_Instructions to follow:_ Retype each line exactly. Skip images.

_Material for this exercise:_
══════

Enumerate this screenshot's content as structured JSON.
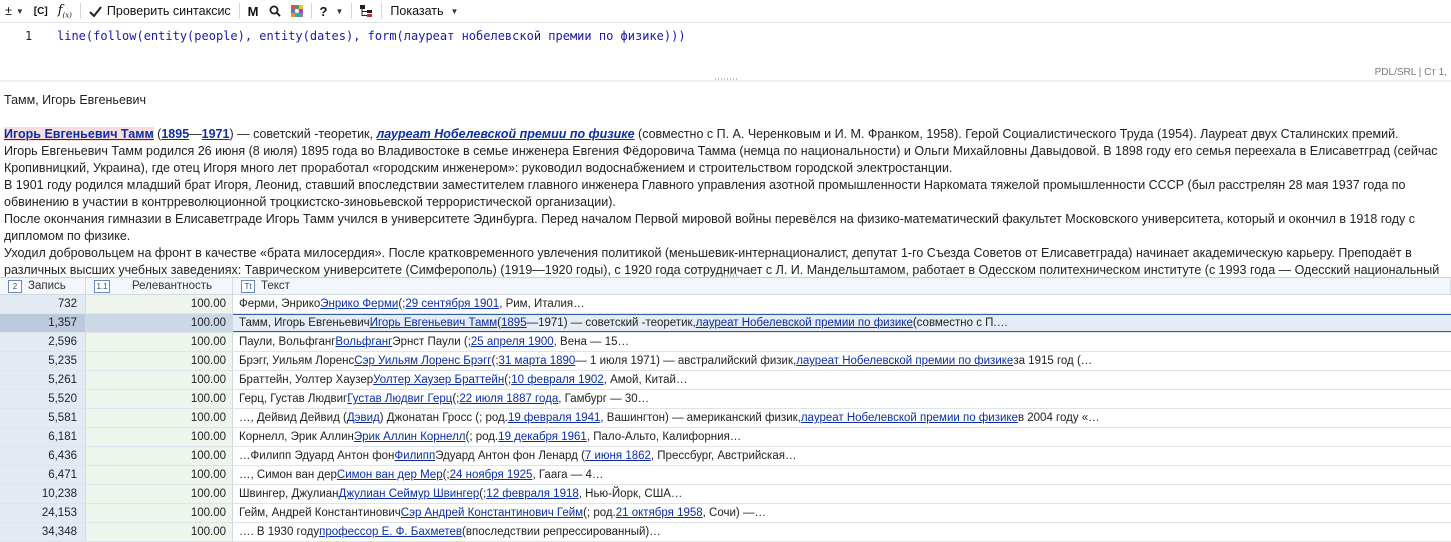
{
  "toolbar": {
    "plus_minus": "±",
    "c_label": "[C]",
    "fx_label": "f",
    "check_label": "Проверить синтаксис",
    "m_label": "M",
    "help_label": "?",
    "show_label": "Показать"
  },
  "editor": {
    "line_number": "1",
    "code": "line(follow(entity(people), entity(dates), form(лауреат нобелевской премии по физике)))",
    "mode": "PDL/SRL | Ст 1,"
  },
  "preview": {
    "title": "Тамм, Игорь Евгеньевич",
    "p1_name": "Игорь Евгеньевич Тамм",
    "p1_open": " (",
    "p1_year1": "1895",
    "p1_dash": "—",
    "p1_year2": "1971",
    "p1_mid": ") — советский -теоретик, ",
    "p1_link": "лауреат Нобелевской премии по физике",
    "p1_tail": " (совместно с П. А. Черенковым и И. М. Франком, 1958). Герой Социалистического Труда (1954). Лауреат двух Сталинских премий.",
    "p2": "Игорь Евгеньевич Тамм родился 26 июня (8 июля) 1895 года во Владивостоке в семье инженера Евгения Фёдоровича Тамма (немца по национальности) и Ольги Михайловны Давыдовой. В 1898 году его семья переехала в Елисаветград (сейчас Кропивницкий, Украина), где отец Игоря много лет проработал «городским инженером»: руководил водоснабжением и строительством городской электростанции.",
    "p3": "В 1901 году родился младший брат Игоря, Леонид, ставший впоследствии заместителем главного инженера Главного управления азотной промышленности Наркомата тяжелой промышленности СССР (был расстрелян 28 мая 1937 года по обвинению в участии в контрреволюционной троцкистско-зиновьевской террористической организации).",
    "p4": "После окончания гимназии в Елисаветграде Игорь Тамм учился в университете Эдинбурга. Перед началом Первой мировой войны перевёлся на физико-математический факультет Московского университета, который и окончил в 1918 году с дипломом по физике.",
    "p5": "Уходил добровольцем на фронт в качестве «брата милосердия». После кратковременного увлечения политикой (меньшевик-интернационалист, депутат 1-го Съезда Советов от Елисаветграда) начинает академическую карьеру. Преподаёт в различных высших учебных заведениях: Таврическом университете (Симферополь) (1919—1920 годы), с 1920 года сотрудничает с Л. И. Мандельштамом, работает в Одесском политехническом институте (с 1993 года — Одесский национальный"
  },
  "grid": {
    "headers": {
      "record": "Запись",
      "relevance": "Релевантность",
      "text": "Текст"
    },
    "header_icons": {
      "record": "2",
      "relevance": "1.1",
      "text": "Tt"
    },
    "rows": [
      {
        "record": "732",
        "relevance": "100.00",
        "t1": "Ферми, Энрико ",
        "l1": "Энрико Ферми",
        "t2": " (; ",
        "l2": "29 сентября 1901",
        "t3": ", Рим, Италия…",
        "l3": "",
        "t4": ""
      },
      {
        "record": "1,357",
        "relevance": "100.00",
        "t1": "Тамм, Игорь Евгеньевич ",
        "l1": "Игорь Евгеньевич Тамм",
        "t2": " (",
        "l2": "1895",
        "t3": "—1971) — советский -теоретик, ",
        "l3": "лауреат Нобелевской премии по физике",
        "t4": " (совместно с П.…"
      },
      {
        "record": "2,596",
        "relevance": "100.00",
        "t1": "Паули, Вольфганг ",
        "l1": "Вольфганг",
        "t2": " Эрнст Паули (; ",
        "l2": "25 апреля 1900",
        "t3": ", Вена — 15…",
        "l3": "",
        "t4": ""
      },
      {
        "record": "5,235",
        "relevance": "100.00",
        "t1": "Брэгг, Уильям Лоренс ",
        "l1": "Сэр Уильям Лоренс Брэгг",
        "t2": " (; ",
        "l2": "31 марта 1890",
        "t3": " — 1 июля 1971) — австралийский физик, ",
        "l3": "лауреат Нобелевской премии по физике",
        "t4": " за 1915 год (…"
      },
      {
        "record": "5,261",
        "relevance": "100.00",
        "t1": "Браттейн, Уолтер Хаузер ",
        "l1": "Уолтер Хаузер Браттейн",
        "t2": " (; ",
        "l2": "10 февраля 1902",
        "t3": ", Амой, Китай…",
        "l3": "",
        "t4": ""
      },
      {
        "record": "5,520",
        "relevance": "100.00",
        "t1": "Герц, Густав Людвиг ",
        "l1": "Густав Людвиг Герц",
        "t2": " (; ",
        "l2": "22 июля 1887 года",
        "t3": ", Гамбург — 30…",
        "l3": "",
        "t4": ""
      },
      {
        "record": "5,581",
        "relevance": "100.00",
        "t1": "…, Дейвид Дейвид (",
        "l1": "Дэвид",
        "t2": ") Джонатан Гросс (; род. ",
        "l2": "19 февраля 1941",
        "t3": ", Вашингтон) — американский физик, ",
        "l3": "лауреат Нобелевской премии по физике",
        "t4": " в 2004 году «…"
      },
      {
        "record": "6,181",
        "relevance": "100.00",
        "t1": "Корнелл, Эрик Аллин ",
        "l1": "Эрик Аллин Корнелл",
        "t2": " (; род. ",
        "l2": "19 декабря 1961",
        "t3": ", Пало-Альто, Калифорния…",
        "l3": "",
        "t4": ""
      },
      {
        "record": "6,436",
        "relevance": "100.00",
        "t1": "…Филипп Эдуард Антон фон ",
        "l1": "Филипп",
        "t2": " Эдуард Антон фон Ленард ( ",
        "l2": "7 июня 1862",
        "t3": ", Прессбург, Австрийская…",
        "l3": "",
        "t4": ""
      },
      {
        "record": "6,471",
        "relevance": "100.00",
        "t1": "…, Симон ван дер ",
        "l1": "Симон ван дер Мер",
        "t2": " (; ",
        "l2": "24 ноября 1925",
        "t3": ", Гаага — 4…",
        "l3": "",
        "t4": ""
      },
      {
        "record": "10,238",
        "relevance": "100.00",
        "t1": "Швингер, Джулиан ",
        "l1": "Джулиан Сеймур Швингер",
        "t2": " (; ",
        "l2": "12 февраля 1918",
        "t3": ", Нью-Йорк, США…",
        "l3": "",
        "t4": ""
      },
      {
        "record": "24,153",
        "relevance": "100.00",
        "t1": "Гейм, Андрей Константинович ",
        "l1": "Сэр Андрей Константинович Гейм",
        "t2": " (; род. ",
        "l2": "21 октября 1958",
        "t3": ", Сочи) —…",
        "l3": "",
        "t4": ""
      },
      {
        "record": "34,348",
        "relevance": "100.00",
        "t1": "…. В 1930 году ",
        "l1": "профессор Е. Ф. Бахметев",
        "t2": " (впоследствии репрессированный)…",
        "l2": "",
        "t3": "",
        "l3": "",
        "t4": ""
      }
    ],
    "selected_index": 1
  }
}
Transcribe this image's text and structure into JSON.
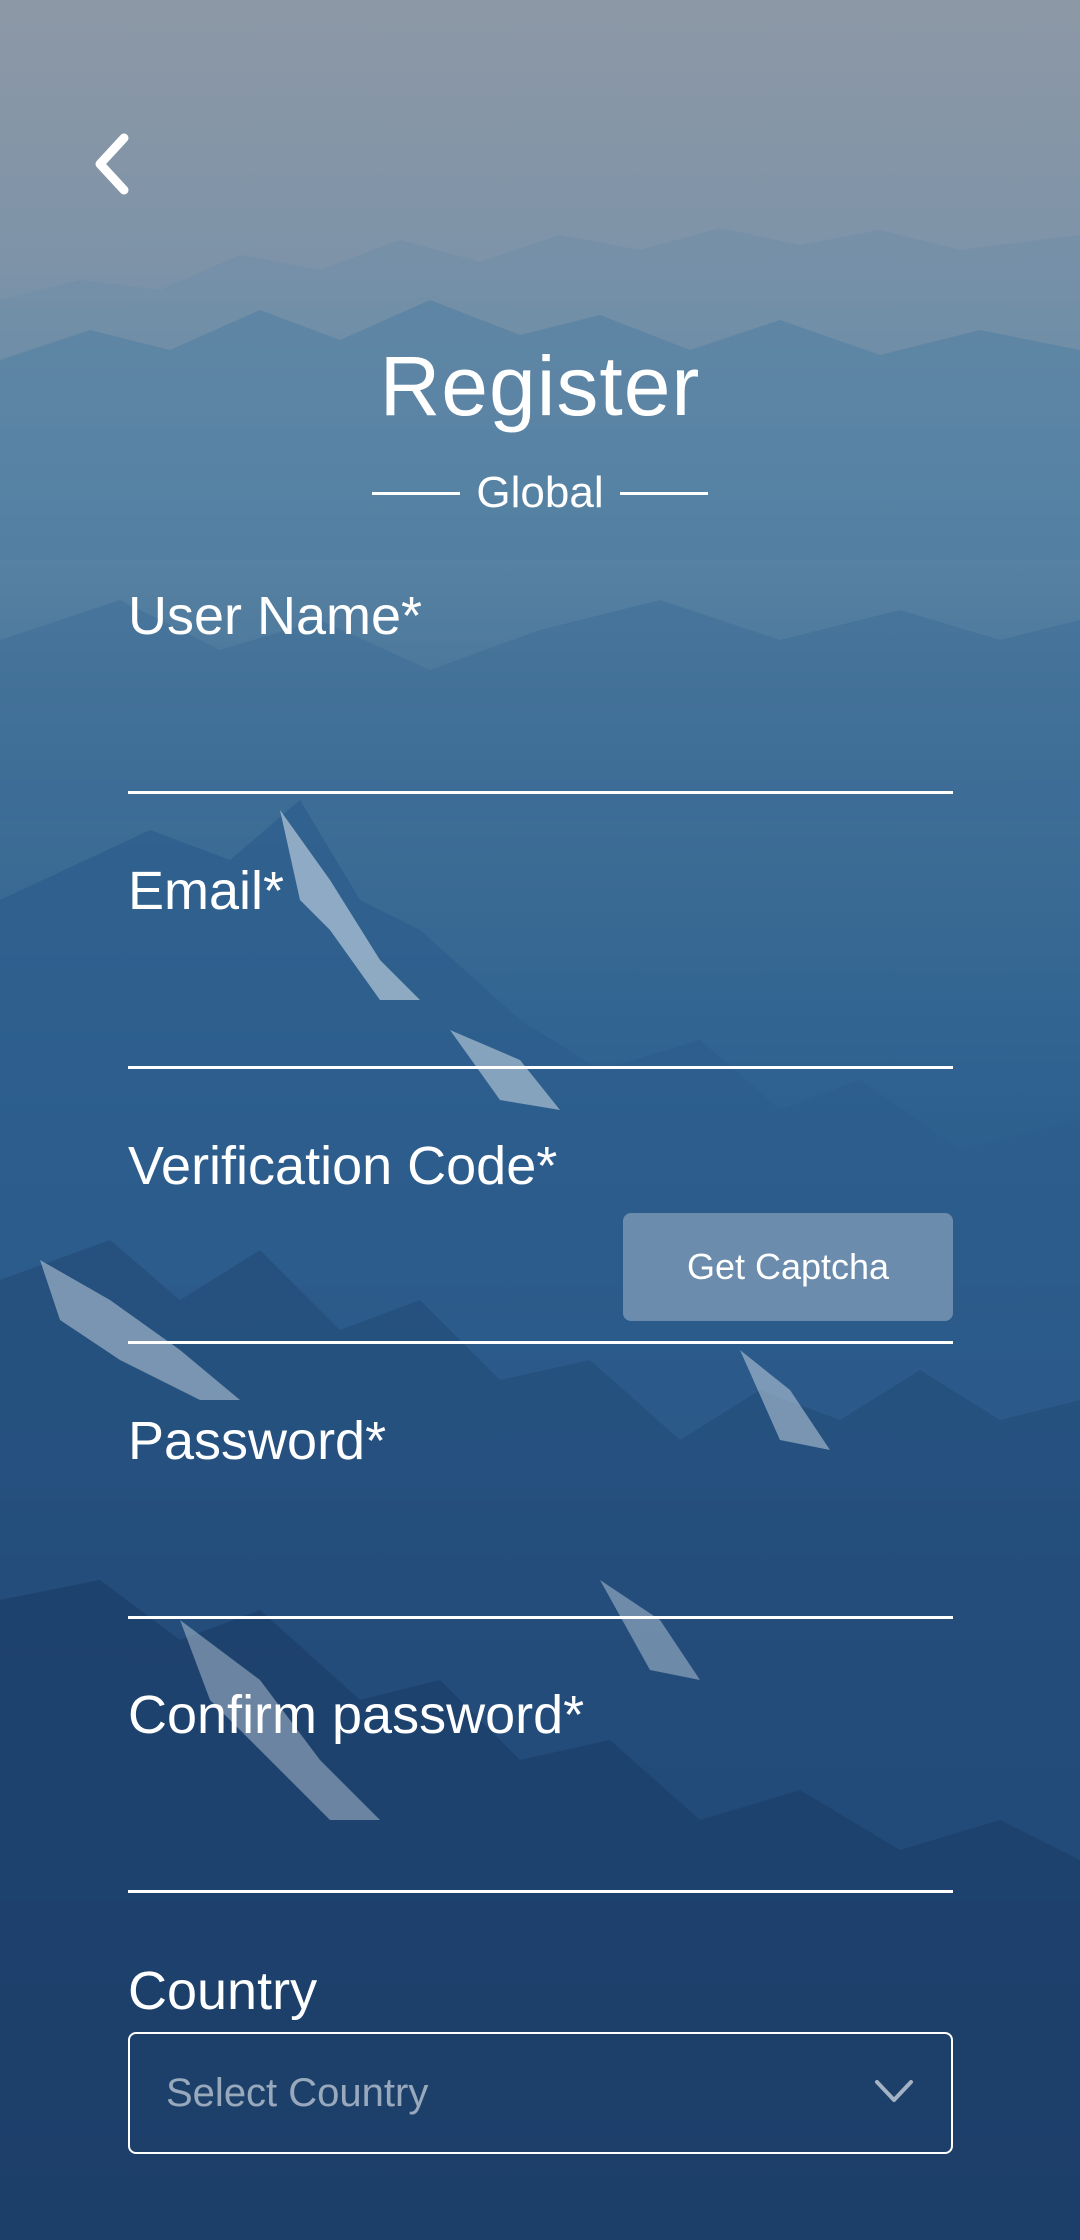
{
  "header": {
    "back_icon": "chevron-left-icon",
    "title": "Register",
    "subtitle": "Global"
  },
  "form": {
    "username": {
      "label": "User Name*",
      "value": ""
    },
    "email": {
      "label": "Email*",
      "value": ""
    },
    "verification": {
      "label": "Verification Code*",
      "value": "",
      "button_label": "Get Captcha"
    },
    "password": {
      "label": "Password*",
      "value": ""
    },
    "confirm_password": {
      "label": "Confirm password*",
      "value": ""
    },
    "country": {
      "label": "Country",
      "placeholder": "Select Country",
      "icon": "chevron-down-icon"
    }
  },
  "colors": {
    "text": "#ffffff",
    "captcha_button_bg": "rgba(160,180,200,0.55)"
  }
}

══════

_Response to this exercise:_
Enumerate this screenshot's content as structured JSON.
{
  "toolbar": {
    "plus_minus": "±",
    "c_label": "[C]",
    "fx_label": "f",
    "check_label": "Проверить синтаксис",
    "m_label": "M",
    "help_label": "?",
    "show_label": "Показать"
  },
  "editor": {
    "line_number": "1",
    "code": "line(follow(entity(people), entity(dates), form(лауреат нобелевской премии по физике)))",
    "mode": "PDL/SRL | Ст 1,"
  },
  "preview": {
    "title": "Тамм, Игорь Евгеньевич",
    "p1_name": "Игорь Евгеньевич Тамм",
    "p1_open": " (",
    "p1_year1": "1895",
    "p1_dash": "—",
    "p1_year2": "1971",
    "p1_mid": ") — советский -теоретик, ",
    "p1_link": "лауреат Нобелевской премии по физике",
    "p1_tail": " (совместно с П. А. Черенковым и И. М. Франком, 1958). Герой Социалистического Труда (1954). Лауреат двух Сталинских премий.",
    "p2": "Игорь Евгеньевич Тамм родился 26 июня (8 июля) 1895 года во Владивостоке в семье инженера Евгения Фёдоровича Тамма (немца по национальности) и Ольги Михайловны Давыдовой. В 1898 году его семья переехала в Елисаветград (сейчас Кропивницкий, Украина), где отец Игоря много лет проработал «городским инженером»: руководил водоснабжением и строительством городской электростанции.",
    "p3": "В 1901 году родился младший брат Игоря, Леонид, ставший впоследствии заместителем главного инженера Главного управления азотной промышленности Наркомата тяжелой промышленности СССР (был расстрелян 28 мая 1937 года по обвинению в участии в контрреволюционной троцкистско-зиновьевской террористической организации).",
    "p4": "После окончания гимназии в Елисаветграде Игорь Тамм учился в университете Эдинбурга. Перед началом Первой мировой войны перевёлся на физико-математический факультет Московского университета, который и окончил в 1918 году с дипломом по физике.",
    "p5": "Уходил добровольцем на фронт в качестве «брата милосердия». После кратковременного увлечения политикой (меньшевик-интернационалист, депутат 1-го Съезда Советов от Елисаветграда) начинает академическую карьеру. Преподаёт в различных высших учебных заведениях: Таврическом университете (Симферополь) (1919—1920 годы), с 1920 года сотрудничает с Л. И. Мандельштамом, работает в Одесском политехническом институте (с 1993 года — Одесский национальный"
  },
  "grid": {
    "headers": {
      "record": "Запись",
      "relevance": "Релевантность",
      "text": "Текст"
    },
    "header_icons": {
      "record": "2",
      "relevance": "1.1",
      "text": "Tt"
    },
    "rows": [
      {
        "record": "732",
        "relevance": "100.00",
        "t1": "Ферми, Энрико ",
        "l1": "Энрико Ферми",
        "t2": " (; ",
        "l2": "29 сентября 1901",
        "t3": ", Рим, Италия…",
        "l3": "",
        "t4": ""
      },
      {
        "record": "1,357",
        "relevance": "100.00",
        "t1": "Тамм, Игорь Евгеньевич ",
        "l1": "Игорь Евгеньевич Тамм",
        "t2": " (",
        "l2": "1895",
        "t3": "—1971) — советский -теоретик, ",
        "l3": "лауреат Нобелевской премии по физике",
        "t4": " (совместно с П.…"
      },
      {
        "record": "2,596",
        "relevance": "100.00",
        "t1": "Паули, Вольфганг ",
        "l1": "Вольфганг",
        "t2": " Эрнст Паули (; ",
        "l2": "25 апреля 1900",
        "t3": ", Вена — 15…",
        "l3": "",
        "t4": ""
      },
      {
        "record": "5,235",
        "relevance": "100.00",
        "t1": "Брэгг, Уильям Лоренс ",
        "l1": "Сэр Уильям Лоренс Брэгг",
        "t2": " (; ",
        "l2": "31 марта 1890",
        "t3": " — 1 июля 1971) — австралийский физик, ",
        "l3": "лауреат Нобелевской премии по физике",
        "t4": " за 1915 год (…"
      },
      {
        "record": "5,261",
        "relevance": "100.00",
        "t1": "Браттейн, Уолтер Хаузер ",
        "l1": "Уолтер Хаузер Браттейн",
        "t2": " (; ",
        "l2": "10 февраля 1902",
        "t3": ", Амой, Китай…",
        "l3": "",
        "t4": ""
      },
      {
        "record": "5,520",
        "relevance": "100.00",
        "t1": "Герц, Густав Людвиг ",
        "l1": "Густав Людвиг Герц",
        "t2": " (; ",
        "l2": "22 июля 1887 года",
        "t3": ", Гамбург — 30…",
        "l3": "",
        "t4": ""
      },
      {
        "record": "5,581",
        "relevance": "100.00",
        "t1": "…, Дейвид Дейвид (",
        "l1": "Дэвид",
        "t2": ") Джонатан Гросс (; род. ",
        "l2": "19 февраля 1941",
        "t3": ", Вашингтон) — американский физик, ",
        "l3": "лауреат Нобелевской премии по физике",
        "t4": " в 2004 году «…"
      },
      {
        "record": "6,181",
        "relevance": "100.00",
        "t1": "Корнелл, Эрик Аллин ",
        "l1": "Эрик Аллин Корнелл",
        "t2": " (; род. ",
        "l2": "19 декабря 1961",
        "t3": ", Пало-Альто, Калифорния…",
        "l3": "",
        "t4": ""
      },
      {
        "record": "6,436",
        "relevance": "100.00",
        "t1": "…Филипп Эдуард Антон фон ",
        "l1": "Филипп",
        "t2": " Эдуард Антон фон Ленард ( ",
        "l2": "7 июня 1862",
        "t3": ", Прессбург, Австрийская…",
        "l3": "",
        "t4": ""
      },
      {
        "record": "6,471",
        "relevance": "100.00",
        "t1": "…, Симон ван дер ",
        "l1": "Симон ван дер Мер",
        "t2": " (; ",
        "l2": "24 ноября 1925",
        "t3": ", Гаага — 4…",
        "l3": "",
        "t4": ""
      },
      {
        "record": "10,238",
        "relevance": "100.00",
        "t1": "Швингер, Джулиан ",
        "l1": "Джулиан Сеймур Швингер",
        "t2": " (; ",
        "l2": "12 февраля 1918",
        "t3": ", Нью-Йорк, США…",
        "l3": "",
        "t4": ""
      },
      {
        "record": "24,153",
        "relevance": "100.00",
        "t1": "Гейм, Андрей Константинович ",
        "l1": "Сэр Андрей Константинович Гейм",
        "t2": " (; род. ",
        "l2": "21 октября 1958",
        "t3": ", Сочи) —…",
        "l3": "",
        "t4": ""
      },
      {
        "record": "34,348",
        "relevance": "100.00",
        "t1": "…. В 1930 году ",
        "l1": "профессор Е. Ф. Бахметев",
        "t2": " (впоследствии репрессированный)…",
        "l2": "",
        "t3": "",
        "l3": "",
        "t4": ""
      }
    ],
    "selected_index": 1
  }
}
Transcribe this image's text and structure into JSON.
{
  "header": {
    "back_icon": "chevron-left-icon",
    "title": "Register",
    "subtitle": "Global"
  },
  "form": {
    "username": {
      "label": "User Name*",
      "value": ""
    },
    "email": {
      "label": "Email*",
      "value": ""
    },
    "verification": {
      "label": "Verification Code*",
      "value": "",
      "button_label": "Get Captcha"
    },
    "password": {
      "label": "Password*",
      "value": ""
    },
    "confirm_password": {
      "label": "Confirm password*",
      "value": ""
    },
    "country": {
      "label": "Country",
      "placeholder": "Select Country",
      "icon": "chevron-down-icon"
    }
  },
  "colors": {
    "text": "#ffffff",
    "captcha_button_bg": "rgba(160,180,200,0.55)"
  }
}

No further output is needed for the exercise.